▸ Stated goal
Extract all records. Keep each one exact.

Data entries
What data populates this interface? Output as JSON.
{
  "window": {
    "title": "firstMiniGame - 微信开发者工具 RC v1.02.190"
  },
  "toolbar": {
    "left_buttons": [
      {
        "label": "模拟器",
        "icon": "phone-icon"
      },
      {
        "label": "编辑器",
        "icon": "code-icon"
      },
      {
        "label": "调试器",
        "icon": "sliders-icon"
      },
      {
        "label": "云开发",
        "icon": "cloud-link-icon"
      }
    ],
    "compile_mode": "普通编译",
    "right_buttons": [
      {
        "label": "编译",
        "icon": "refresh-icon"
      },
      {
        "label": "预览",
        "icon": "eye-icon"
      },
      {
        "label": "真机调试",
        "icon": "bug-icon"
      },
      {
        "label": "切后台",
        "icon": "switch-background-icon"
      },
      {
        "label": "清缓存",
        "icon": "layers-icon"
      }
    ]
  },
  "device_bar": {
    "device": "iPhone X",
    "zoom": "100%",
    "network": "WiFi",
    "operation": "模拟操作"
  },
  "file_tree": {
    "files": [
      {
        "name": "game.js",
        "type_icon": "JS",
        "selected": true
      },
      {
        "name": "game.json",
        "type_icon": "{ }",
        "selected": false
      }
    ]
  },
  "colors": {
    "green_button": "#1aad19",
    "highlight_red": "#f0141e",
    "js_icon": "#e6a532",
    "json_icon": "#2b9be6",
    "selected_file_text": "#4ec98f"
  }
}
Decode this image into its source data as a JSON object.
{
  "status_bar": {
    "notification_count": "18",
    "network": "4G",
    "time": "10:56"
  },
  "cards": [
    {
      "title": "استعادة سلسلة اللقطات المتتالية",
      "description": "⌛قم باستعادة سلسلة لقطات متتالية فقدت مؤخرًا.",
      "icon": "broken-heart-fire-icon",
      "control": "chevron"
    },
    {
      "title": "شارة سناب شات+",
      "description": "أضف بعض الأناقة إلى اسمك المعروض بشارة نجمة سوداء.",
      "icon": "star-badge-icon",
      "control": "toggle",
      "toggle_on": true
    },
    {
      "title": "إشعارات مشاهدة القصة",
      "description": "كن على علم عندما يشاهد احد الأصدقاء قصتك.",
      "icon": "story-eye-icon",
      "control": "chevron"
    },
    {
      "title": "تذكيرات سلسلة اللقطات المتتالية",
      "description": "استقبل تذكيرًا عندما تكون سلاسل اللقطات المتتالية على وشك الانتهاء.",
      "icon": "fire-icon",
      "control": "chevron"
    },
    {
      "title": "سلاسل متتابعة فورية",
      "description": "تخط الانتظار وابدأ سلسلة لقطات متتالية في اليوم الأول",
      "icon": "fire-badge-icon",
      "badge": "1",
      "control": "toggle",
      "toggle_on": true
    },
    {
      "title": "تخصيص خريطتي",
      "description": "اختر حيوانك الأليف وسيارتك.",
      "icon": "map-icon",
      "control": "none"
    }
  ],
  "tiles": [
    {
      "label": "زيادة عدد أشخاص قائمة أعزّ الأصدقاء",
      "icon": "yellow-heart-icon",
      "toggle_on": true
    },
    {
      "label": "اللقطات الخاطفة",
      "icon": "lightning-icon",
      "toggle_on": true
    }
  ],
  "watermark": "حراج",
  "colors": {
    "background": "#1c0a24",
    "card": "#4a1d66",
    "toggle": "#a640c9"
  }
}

▸ Solution for this problem
What data populates this interface? Output as JSON.
{
  "window": {
    "title": "firstMiniGame - 微信开发者工具 RC v1.02.190"
  },
  "toolbar": {
    "left_buttons": [
      {
        "label": "模拟器",
        "icon": "phone-icon"
      },
      {
        "label": "编辑器",
        "icon": "code-icon"
      },
      {
        "label": "调试器",
        "icon": "sliders-icon"
      },
      {
        "label": "云开发",
        "icon": "cloud-link-icon"
      }
    ],
    "compile_mode": "普通编译",
    "right_buttons": [
      {
        "label": "编译",
        "icon": "refresh-icon"
      },
      {
        "label": "预览",
        "icon": "eye-icon"
      },
      {
        "label": "真机调试",
        "icon": "bug-icon"
      },
      {
        "label": "切后台",
        "icon": "switch-background-icon"
      },
      {
        "label": "清缓存",
        "icon": "layers-icon"
      }
    ]
  },
  "device_bar": {
    "device": "iPhone X",
    "zoom": "100%",
    "network": "WiFi",
    "operation": "模拟操作"
  },
  "file_tree": {
    "files": [
      {
        "name": "game.js",
        "type_icon": "JS",
        "selected": true
      },
      {
        "name": "game.json",
        "type_icon": "{ }",
        "selected": false
      }
    ]
  },
  "colors": {
    "green_button": "#1aad19",
    "highlight_red": "#f0141e",
    "js_icon": "#e6a532",
    "json_icon": "#2b9be6",
    "selected_file_text": "#4ec98f"
  }
}
Decode this image into its source data as a JSON object.
{
  "status_bar": {
    "notification_count": "18",
    "network": "4G",
    "time": "10:56"
  },
  "cards": [
    {
      "title": "استعادة سلسلة اللقطات المتتالية",
      "description": "⌛قم باستعادة سلسلة لقطات متتالية فقدت مؤخرًا.",
      "icon": "broken-heart-fire-icon",
      "control": "chevron"
    },
    {
      "title": "شارة سناب شات+",
      "description": "أضف بعض الأناقة إلى اسمك المعروض بشارة نجمة سوداء.",
      "icon": "star-badge-icon",
      "control": "toggle",
      "toggle_on": true
    },
    {
      "title": "إشعارات مشاهدة القصة",
      "description": "كن على علم عندما يشاهد احد الأصدقاء قصتك.",
      "icon": "story-eye-icon",
      "control": "chevron"
    },
    {
      "title": "تذكيرات سلسلة اللقطات المتتالية",
      "description": "استقبل تذكيرًا عندما تكون سلاسل اللقطات المتتالية على وشك الانتهاء.",
      "icon": "fire-icon",
      "control": "chevron"
    },
    {
      "title": "سلاسل متتابعة فورية",
      "description": "تخط الانتظار وابدأ سلسلة لقطات متتالية في اليوم الأول",
      "icon": "fire-badge-icon",
      "badge": "1",
      "control": "toggle",
      "toggle_on": true
    },
    {
      "title": "تخصيص خريطتي",
      "description": "اختر حيوانك الأليف وسيارتك.",
      "icon": "map-icon",
      "control": "none"
    }
  ],
  "tiles": [
    {
      "label": "زيادة عدد أشخاص قائمة أعزّ الأصدقاء",
      "icon": "yellow-heart-icon",
      "toggle_on": true
    },
    {
      "label": "اللقطات الخاطفة",
      "icon": "lightning-icon",
      "toggle_on": true
    }
  ],
  "watermark": "حراج",
  "colors": {
    "background": "#1c0a24",
    "card": "#4a1d66",
    "toggle": "#a640c9"
  }
}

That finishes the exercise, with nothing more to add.